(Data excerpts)
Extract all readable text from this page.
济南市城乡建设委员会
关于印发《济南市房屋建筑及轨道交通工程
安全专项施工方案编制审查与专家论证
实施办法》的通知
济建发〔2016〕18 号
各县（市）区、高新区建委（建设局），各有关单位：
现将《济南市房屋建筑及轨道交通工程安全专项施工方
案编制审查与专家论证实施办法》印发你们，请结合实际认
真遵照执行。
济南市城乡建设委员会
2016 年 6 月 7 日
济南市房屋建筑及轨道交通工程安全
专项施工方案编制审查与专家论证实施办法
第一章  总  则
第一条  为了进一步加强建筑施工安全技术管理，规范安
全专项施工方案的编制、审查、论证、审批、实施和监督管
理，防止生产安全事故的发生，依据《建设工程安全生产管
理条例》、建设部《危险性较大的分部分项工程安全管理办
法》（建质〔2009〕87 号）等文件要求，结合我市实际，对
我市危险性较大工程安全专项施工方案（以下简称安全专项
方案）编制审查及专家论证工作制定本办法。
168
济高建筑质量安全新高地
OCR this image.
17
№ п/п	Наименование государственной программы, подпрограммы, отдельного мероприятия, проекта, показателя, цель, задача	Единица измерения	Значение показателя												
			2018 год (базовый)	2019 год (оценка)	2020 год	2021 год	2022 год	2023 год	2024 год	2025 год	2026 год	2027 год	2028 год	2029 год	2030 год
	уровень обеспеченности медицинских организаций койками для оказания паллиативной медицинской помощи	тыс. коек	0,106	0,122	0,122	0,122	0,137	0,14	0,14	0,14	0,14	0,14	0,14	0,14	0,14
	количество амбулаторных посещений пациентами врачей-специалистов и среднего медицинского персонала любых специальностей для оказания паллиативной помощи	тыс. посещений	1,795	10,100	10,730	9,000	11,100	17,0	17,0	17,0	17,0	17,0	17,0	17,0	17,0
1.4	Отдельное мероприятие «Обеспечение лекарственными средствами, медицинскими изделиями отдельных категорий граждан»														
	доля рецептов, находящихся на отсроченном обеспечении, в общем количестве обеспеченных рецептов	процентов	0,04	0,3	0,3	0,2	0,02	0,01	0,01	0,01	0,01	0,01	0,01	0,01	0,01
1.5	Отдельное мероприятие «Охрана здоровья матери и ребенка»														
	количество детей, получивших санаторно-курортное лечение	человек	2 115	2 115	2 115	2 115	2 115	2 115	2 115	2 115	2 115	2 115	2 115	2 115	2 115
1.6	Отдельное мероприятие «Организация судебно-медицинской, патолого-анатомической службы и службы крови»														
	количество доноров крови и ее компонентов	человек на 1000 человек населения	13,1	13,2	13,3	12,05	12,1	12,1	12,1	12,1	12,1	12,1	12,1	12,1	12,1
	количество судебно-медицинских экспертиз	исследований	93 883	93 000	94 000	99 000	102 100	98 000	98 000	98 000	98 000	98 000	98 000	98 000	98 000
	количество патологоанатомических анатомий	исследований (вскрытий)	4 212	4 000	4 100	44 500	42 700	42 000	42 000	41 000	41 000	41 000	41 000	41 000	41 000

§ WHAT TO WORK ON: Above are some records; repeat all of them exactly.

§ OUTPUT BELOW:
Extract all readable text from this page.
济南市城乡建设委员会
关于印发《济南市房屋建筑及轨道交通工程
安全专项施工方案编制审查与专家论证
实施办法》的通知
济建发〔2016〕18 号
各县（市）区、高新区建委（建设局），各有关单位：
现将《济南市房屋建筑及轨道交通工程安全专项施工方
案编制审查与专家论证实施办法》印发你们，请结合实际认
真遵照执行。
济南市城乡建设委员会
2016 年 6 月 7 日
济南市房屋建筑及轨道交通工程安全
专项施工方案编制审查与专家论证实施办法
第一章  总  则
第一条  为了进一步加强建筑施工安全技术管理，规范安
全专项施工方案的编制、审查、论证、审批、实施和监督管
理，防止生产安全事故的发生，依据《建设工程安全生产管
理条例》、建设部《危险性较大的分部分项工程安全管理办
法》（建质〔2009〕87 号）等文件要求，结合我市实际，对
我市危险性较大工程安全专项施工方案（以下简称安全专项
方案）编制审查及专家论证工作制定本办法。
168
济高建筑质量安全新高地
OCR this image.
17
№ п/п	Наименование государственной программы, подпрограммы, отдельного мероприятия, проекта, показателя, цель, задача	Единица измерения	Значение показателя												
			2018 год (базовый)	2019 год (оценка)	2020 год	2021 год	2022 год	2023 год	2024 год	2025 год	2026 год	2027 год	2028 год	2029 год	2030 год
	уровень обеспеченности медицинских организаций койками для оказания паллиативной медицинской помощи	тыс. коек	0,106	0,122	0,122	0,122	0,137	0,14	0,14	0,14	0,14	0,14	0,14	0,14	0,14
	количество амбулаторных посещений пациентами врачей-специалистов и среднего медицинского персонала любых специальностей для оказания паллиативной помощи	тыс. посещений	1,795	10,100	10,730	9,000	11,100	17,0	17,0	17,0	17,0	17,0	17,0	17,0	17,0
1.4	Отдельное мероприятие «Обеспечение лекарственными средствами, медицинскими изделиями отдельных категорий граждан»														
	доля рецептов, находящихся на отсроченном обеспечении, в общем количестве обеспеченных рецептов	процентов	0,04	0,3	0,3	0,2	0,02	0,01	0,01	0,01	0,01	0,01	0,01	0,01	0,01
1.5	Отдельное мероприятие «Охрана здоровья матери и ребенка»														
	количество детей, получивших санаторно-курортное лечение	человек	2 115	2 115	2 115	2 115	2 115	2 115	2 115	2 115	2 115	2 115	2 115	2 115	2 115
1.6	Отдельное мероприятие «Организация судебно-медицинской, патолого-анатомической службы и службы крови»														
	количество доноров крови и ее компонентов	человек на 1000 человек населения	13,1	13,2	13,3	12,05	12,1	12,1	12,1	12,1	12,1	12,1	12,1	12,1	12,1
	количество судебно-медицинских экспертиз	исследований	93 883	93 000	94 000	99 000	102 100	98 000	98 000	98 000	98 000	98 000	98 000	98 000	98 000
	количество патологоанатомических анатомий	исследований (вскрытий)	4 212	4 000	4 100	44 500	42 700	42 000	42 000	41 000	41 000	41 000	41 000	41 000	41 000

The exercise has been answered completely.